> INSTRUCTIONS FOR THE TASK
Isolate every line in the data with the string "color" and copy it.

━━ SOURCE MATERIAL

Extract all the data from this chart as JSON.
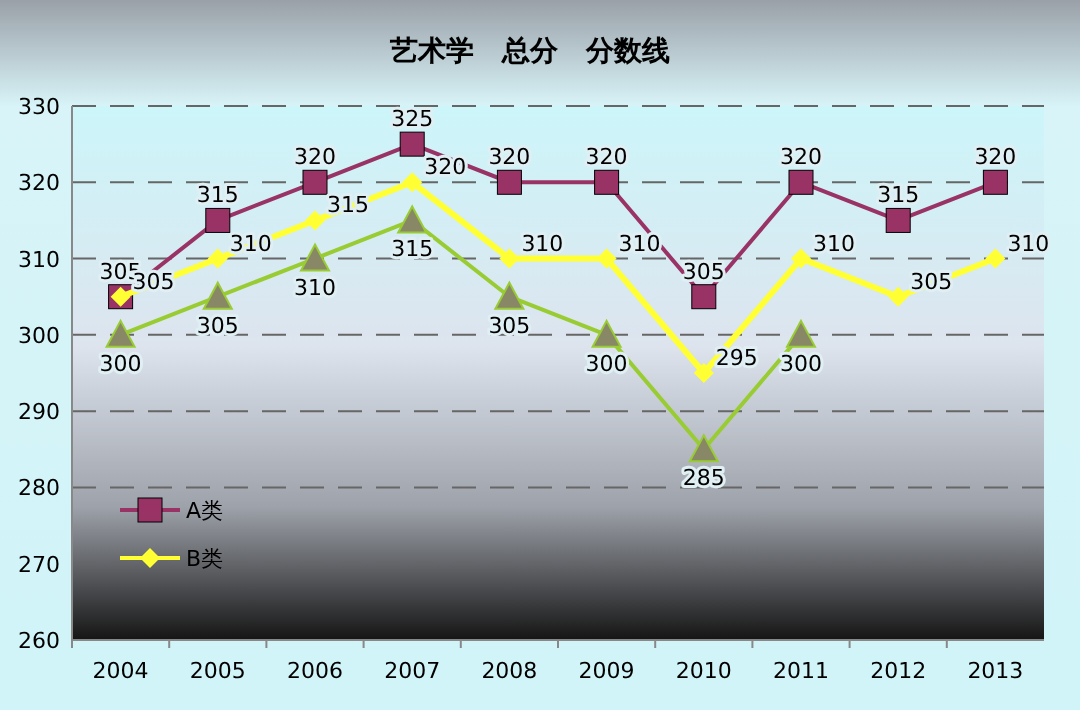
{
  "chart_data": {
    "type": "line",
    "title": "艺术学　总分　分数线",
    "categories": [
      "2004",
      "2005",
      "2006",
      "2007",
      "2008",
      "2009",
      "2010",
      "2011",
      "2012",
      "2013"
    ],
    "series": [
      {
        "name": "A类",
        "color": "#993366",
        "marker": "square",
        "values": [
          305,
          315,
          320,
          325,
          320,
          320,
          305,
          320,
          315,
          320
        ]
      },
      {
        "name": "B类",
        "color": "#ffff33",
        "marker": "diamond",
        "values": [
          305,
          310,
          315,
          320,
          310,
          310,
          295,
          310,
          305,
          310
        ]
      },
      {
        "color": "#99cc33",
        "marker": "triangle",
        "values": [
          300,
          305,
          310,
          315,
          305,
          300,
          285,
          300,
          null,
          null
        ]
      }
    ],
    "ylim": [
      260,
      330
    ],
    "yticks": [
      260,
      270,
      280,
      290,
      300,
      310,
      320,
      330
    ],
    "grid": "y",
    "legend": "bottom left",
    "data_labels": true
  }
}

━━━━

> TASK ANSWER
        "color": "#993366",
        "color": "#ffff33",
        "color": "#99cc33",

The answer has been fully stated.